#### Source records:

● ● ● ● ● ● ●

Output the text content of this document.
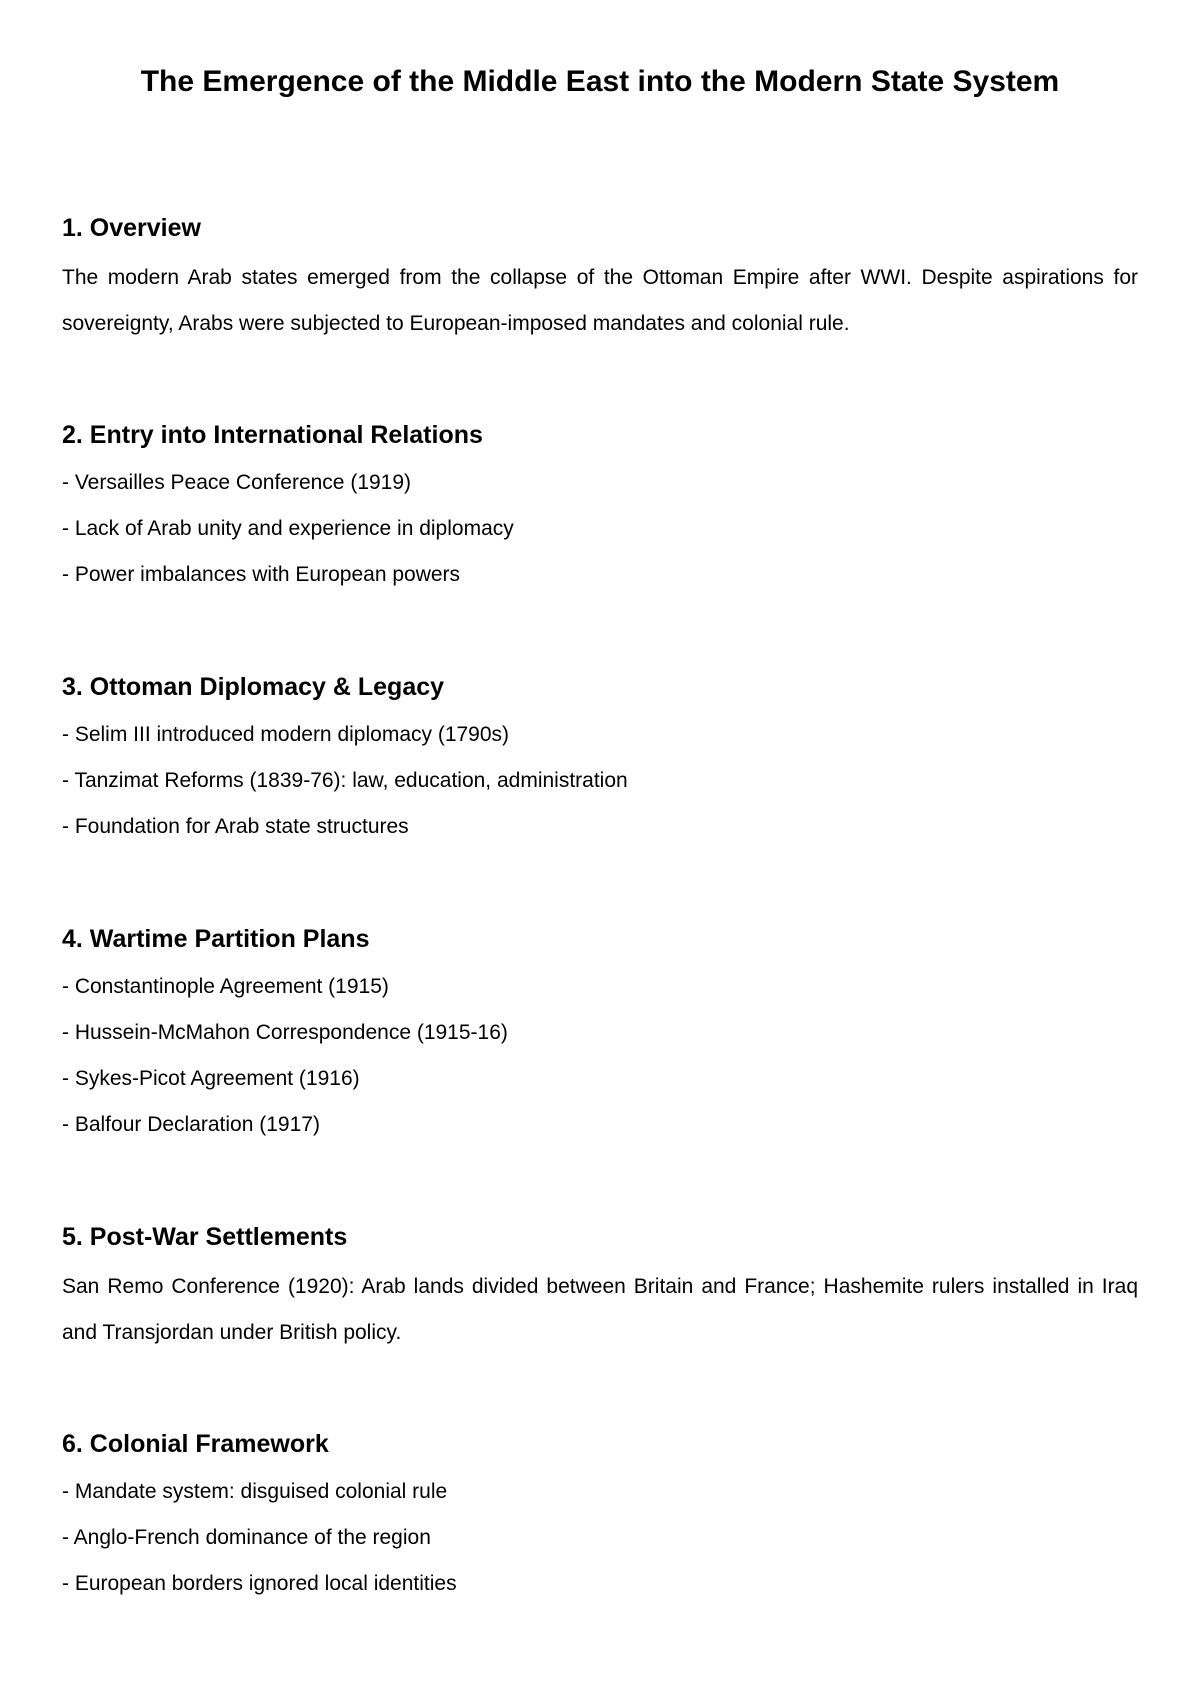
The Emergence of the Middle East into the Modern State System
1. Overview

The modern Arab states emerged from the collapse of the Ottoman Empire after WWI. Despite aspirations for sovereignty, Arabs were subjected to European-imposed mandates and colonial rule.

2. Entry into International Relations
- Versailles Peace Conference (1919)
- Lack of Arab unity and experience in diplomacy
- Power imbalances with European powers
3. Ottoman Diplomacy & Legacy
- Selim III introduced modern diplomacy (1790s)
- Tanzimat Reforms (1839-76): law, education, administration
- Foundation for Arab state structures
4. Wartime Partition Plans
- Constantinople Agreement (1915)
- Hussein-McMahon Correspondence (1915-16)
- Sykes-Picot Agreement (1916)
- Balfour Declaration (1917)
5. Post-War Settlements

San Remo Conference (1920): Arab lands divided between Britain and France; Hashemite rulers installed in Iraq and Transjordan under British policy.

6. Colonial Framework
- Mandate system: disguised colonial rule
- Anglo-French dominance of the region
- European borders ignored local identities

● ● ● ● ● ● ●

#### The request:
Every line of the data should be copied as it stands, without the images.

#### Answer for the task:
Output the text content of this document.
The Emergence of the Middle East into the Modern State System
1. Overview

The modern Arab states emerged from the collapse of the Ottoman Empire after WWI. Despite aspirations for sovereignty, Arabs were subjected to European-imposed mandates and colonial rule.

2. Entry into International Relations
- Versailles Peace Conference (1919)
- Lack of Arab unity and experience in diplomacy
- Power imbalances with European powers
3. Ottoman Diplomacy & Legacy
- Selim III introduced modern diplomacy (1790s)
- Tanzimat Reforms (1839-76): law, education, administration
- Foundation for Arab state structures
4. Wartime Partition Plans
- Constantinople Agreement (1915)
- Hussein-McMahon Correspondence (1915-16)
- Sykes-Picot Agreement (1916)
- Balfour Declaration (1917)
5. Post-War Settlements

San Remo Conference (1920): Arab lands divided between Britain and France; Hashemite rulers installed in Iraq and Transjordan under British policy.

6. Colonial Framework
- Mandate system: disguised colonial rule
- Anglo-French dominance of the region
- European borders ignored local identities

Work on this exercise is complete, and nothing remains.